→ **Description of the task**
Reproduce the data below with "x-axis-tick" substituted for every occurrence of "x-tick-label", keeping everything else unchanged.

→ **Provided records**
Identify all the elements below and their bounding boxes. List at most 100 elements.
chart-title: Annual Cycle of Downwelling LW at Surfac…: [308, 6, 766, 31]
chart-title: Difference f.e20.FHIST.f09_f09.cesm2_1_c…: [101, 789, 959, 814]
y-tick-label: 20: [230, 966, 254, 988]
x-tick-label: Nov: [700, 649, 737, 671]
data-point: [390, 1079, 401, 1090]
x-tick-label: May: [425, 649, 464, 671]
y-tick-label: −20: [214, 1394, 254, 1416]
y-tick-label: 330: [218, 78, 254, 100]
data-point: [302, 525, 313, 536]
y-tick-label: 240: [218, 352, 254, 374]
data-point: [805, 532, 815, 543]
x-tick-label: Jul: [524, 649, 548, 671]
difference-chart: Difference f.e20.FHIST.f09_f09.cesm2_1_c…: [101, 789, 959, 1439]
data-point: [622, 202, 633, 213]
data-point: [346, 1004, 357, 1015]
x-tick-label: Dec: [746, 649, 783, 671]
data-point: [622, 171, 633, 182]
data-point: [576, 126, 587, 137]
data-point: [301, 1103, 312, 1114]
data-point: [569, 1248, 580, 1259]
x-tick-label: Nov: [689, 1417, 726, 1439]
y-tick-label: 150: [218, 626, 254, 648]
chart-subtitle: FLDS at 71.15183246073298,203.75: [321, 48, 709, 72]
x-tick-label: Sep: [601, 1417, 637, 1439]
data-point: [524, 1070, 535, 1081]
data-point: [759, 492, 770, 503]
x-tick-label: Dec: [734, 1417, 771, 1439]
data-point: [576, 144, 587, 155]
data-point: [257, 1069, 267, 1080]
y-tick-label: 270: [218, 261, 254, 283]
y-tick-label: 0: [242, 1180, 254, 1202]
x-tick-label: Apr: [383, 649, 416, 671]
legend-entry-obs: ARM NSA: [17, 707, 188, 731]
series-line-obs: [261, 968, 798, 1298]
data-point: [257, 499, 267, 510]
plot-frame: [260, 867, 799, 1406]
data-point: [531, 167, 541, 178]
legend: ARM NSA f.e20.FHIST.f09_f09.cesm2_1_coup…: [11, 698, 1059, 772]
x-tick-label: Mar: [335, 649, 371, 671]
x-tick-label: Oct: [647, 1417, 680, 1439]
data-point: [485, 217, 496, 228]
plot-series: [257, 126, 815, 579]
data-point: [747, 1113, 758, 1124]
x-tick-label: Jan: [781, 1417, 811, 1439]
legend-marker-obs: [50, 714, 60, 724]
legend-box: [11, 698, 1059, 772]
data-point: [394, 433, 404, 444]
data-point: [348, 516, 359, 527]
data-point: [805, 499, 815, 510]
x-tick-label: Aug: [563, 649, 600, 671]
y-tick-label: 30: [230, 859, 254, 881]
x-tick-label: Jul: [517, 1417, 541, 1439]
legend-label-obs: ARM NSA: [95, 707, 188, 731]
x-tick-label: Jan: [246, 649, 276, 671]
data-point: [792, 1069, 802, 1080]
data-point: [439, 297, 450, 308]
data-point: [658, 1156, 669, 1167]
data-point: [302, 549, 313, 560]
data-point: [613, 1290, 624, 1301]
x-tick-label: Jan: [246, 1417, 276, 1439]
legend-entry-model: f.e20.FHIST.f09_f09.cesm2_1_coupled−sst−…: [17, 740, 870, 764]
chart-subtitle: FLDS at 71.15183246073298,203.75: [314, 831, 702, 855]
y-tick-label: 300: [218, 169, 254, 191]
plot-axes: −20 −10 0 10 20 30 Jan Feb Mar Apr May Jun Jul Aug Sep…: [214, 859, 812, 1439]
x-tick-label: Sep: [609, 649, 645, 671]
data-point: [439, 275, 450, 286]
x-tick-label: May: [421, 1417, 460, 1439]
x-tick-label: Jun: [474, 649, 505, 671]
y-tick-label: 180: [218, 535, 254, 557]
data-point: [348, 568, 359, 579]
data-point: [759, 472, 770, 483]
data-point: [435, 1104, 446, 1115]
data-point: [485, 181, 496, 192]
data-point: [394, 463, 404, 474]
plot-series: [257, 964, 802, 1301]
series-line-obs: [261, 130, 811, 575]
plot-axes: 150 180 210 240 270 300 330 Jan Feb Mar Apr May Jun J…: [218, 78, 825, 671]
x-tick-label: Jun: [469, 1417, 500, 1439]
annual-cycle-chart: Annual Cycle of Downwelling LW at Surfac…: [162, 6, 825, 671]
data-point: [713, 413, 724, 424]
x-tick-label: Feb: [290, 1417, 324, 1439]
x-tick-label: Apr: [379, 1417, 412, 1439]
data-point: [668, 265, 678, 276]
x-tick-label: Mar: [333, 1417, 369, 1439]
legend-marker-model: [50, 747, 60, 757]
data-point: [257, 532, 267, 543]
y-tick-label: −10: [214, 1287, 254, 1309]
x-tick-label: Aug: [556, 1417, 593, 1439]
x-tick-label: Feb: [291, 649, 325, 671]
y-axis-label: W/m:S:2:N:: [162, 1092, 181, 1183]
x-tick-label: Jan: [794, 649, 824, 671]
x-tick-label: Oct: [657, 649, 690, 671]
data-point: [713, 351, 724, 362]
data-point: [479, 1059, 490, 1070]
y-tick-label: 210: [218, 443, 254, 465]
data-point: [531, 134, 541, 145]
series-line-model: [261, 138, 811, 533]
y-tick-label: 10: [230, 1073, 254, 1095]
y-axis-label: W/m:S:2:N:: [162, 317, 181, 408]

→ **Correct answer**
Identify all the elements below and their bounding boxes. List at most 100 elements.
chart-title: Annual Cycle of Downwelling LW at Surfac…: [308, 6, 766, 31]
chart-title: Difference f.e20.FHIST.f09_f09.cesm2_1_c…: [101, 789, 959, 814]
y-tick-label: 20: [230, 966, 254, 988]
x-axis-tick: Nov: [700, 649, 737, 671]
data-point: [390, 1079, 401, 1090]
x-axis-tick: May: [425, 649, 464, 671]
y-tick-label: −20: [214, 1394, 254, 1416]
y-tick-label: 330: [218, 78, 254, 100]
data-point: [302, 525, 313, 536]
y-tick-label: 240: [218, 352, 254, 374]
data-point: [805, 532, 815, 543]
x-axis-tick: Jul: [524, 649, 548, 671]
difference-chart: Difference f.e20.FHIST.f09_f09.cesm2_1_c…: [101, 789, 959, 1439]
data-point: [622, 202, 633, 213]
data-point: [346, 1004, 357, 1015]
x-axis-tick: Dec: [746, 649, 783, 671]
data-point: [622, 171, 633, 182]
data-point: [576, 126, 587, 137]
data-point: [301, 1103, 312, 1114]
data-point: [569, 1248, 580, 1259]
x-axis-tick: Nov: [689, 1417, 726, 1439]
y-tick-label: 150: [218, 626, 254, 648]
chart-subtitle: FLDS at 71.15183246073298,203.75: [321, 48, 709, 72]
x-axis-tick: Sep: [601, 1417, 637, 1439]
data-point: [524, 1070, 535, 1081]
data-point: [759, 492, 770, 503]
x-axis-tick: Dec: [734, 1417, 771, 1439]
data-point: [576, 144, 587, 155]
data-point: [257, 1069, 267, 1080]
y-tick-label: 270: [218, 261, 254, 283]
y-tick-label: 0: [242, 1180, 254, 1202]
x-axis-tick: Apr: [383, 649, 416, 671]
legend-entry-obs: ARM NSA: [17, 707, 188, 731]
series-line-obs: [261, 968, 798, 1298]
data-point: [257, 499, 267, 510]
plot-frame: [260, 867, 799, 1406]
data-point: [531, 167, 541, 178]
legend: ARM NSA f.e20.FHIST.f09_f09.cesm2_1_coup…: [11, 698, 1059, 772]
x-axis-tick: Mar: [335, 649, 371, 671]
x-axis-tick: Oct: [647, 1417, 680, 1439]
data-point: [485, 217, 496, 228]
plot-series: [257, 126, 815, 579]
data-point: [747, 1113, 758, 1124]
x-axis-tick: Jan: [781, 1417, 811, 1439]
legend-marker-obs: [50, 714, 60, 724]
legend-box: [11, 698, 1059, 772]
data-point: [394, 433, 404, 444]
data-point: [348, 516, 359, 527]
data-point: [805, 499, 815, 510]
x-axis-tick: Aug: [563, 649, 600, 671]
y-tick-label: 30: [230, 859, 254, 881]
x-axis-tick: Jul: [517, 1417, 541, 1439]
legend-label-obs: ARM NSA: [95, 707, 188, 731]
x-axis-tick: Jan: [246, 649, 276, 671]
data-point: [792, 1069, 802, 1080]
data-point: [439, 297, 450, 308]
data-point: [658, 1156, 669, 1167]
data-point: [302, 549, 313, 560]
data-point: [613, 1290, 624, 1301]
x-axis-tick: Jan: [246, 1417, 276, 1439]
legend-entry-model: f.e20.FHIST.f09_f09.cesm2_1_coupled−sst−…: [17, 740, 870, 764]
chart-subtitle: FLDS at 71.15183246073298,203.75: [314, 831, 702, 855]
y-tick-label: 300: [218, 169, 254, 191]
plot-axes: −20 −10 0 10 20 30 Jan Feb Mar Apr May Jun Jul Aug Sep…: [214, 859, 812, 1439]
x-axis-tick: Sep: [609, 649, 645, 671]
data-point: [439, 275, 450, 286]
x-axis-tick: May: [421, 1417, 460, 1439]
x-axis-tick: Jun: [474, 649, 505, 671]
y-tick-label: 180: [218, 535, 254, 557]
data-point: [348, 568, 359, 579]
data-point: [759, 472, 770, 483]
data-point: [435, 1104, 446, 1115]
data-point: [485, 181, 496, 192]
data-point: [394, 463, 404, 474]
plot-series: [257, 964, 802, 1301]
series-line-obs: [261, 130, 811, 575]
plot-axes: 150 180 210 240 270 300 330 Jan Feb Mar Apr May Jun J…: [218, 78, 825, 671]
x-axis-tick: Jun: [469, 1417, 500, 1439]
annual-cycle-chart: Annual Cycle of Downwelling LW at Surfac…: [162, 6, 825, 671]
data-point: [713, 413, 724, 424]
x-axis-tick: Feb: [290, 1417, 324, 1439]
x-axis-tick: Apr: [379, 1417, 412, 1439]
data-point: [668, 265, 678, 276]
x-axis-tick: Mar: [333, 1417, 369, 1439]
legend-marker-model: [50, 747, 60, 757]
data-point: [257, 532, 267, 543]
y-tick-label: −10: [214, 1287, 254, 1309]
x-axis-tick: Aug: [556, 1417, 593, 1439]
x-axis-tick: Feb: [291, 649, 325, 671]
y-axis-label: W/m:S:2:N:: [162, 1092, 181, 1183]
x-axis-tick: Jan: [794, 649, 824, 671]
x-axis-tick: Oct: [657, 649, 690, 671]
data-point: [713, 351, 724, 362]
data-point: [479, 1059, 490, 1070]
y-tick-label: 210: [218, 443, 254, 465]
data-point: [531, 134, 541, 145]
series-line-model: [261, 138, 811, 533]
y-tick-label: 10: [230, 1073, 254, 1095]
y-axis-label: W/m:S:2:N:: [162, 317, 181, 408]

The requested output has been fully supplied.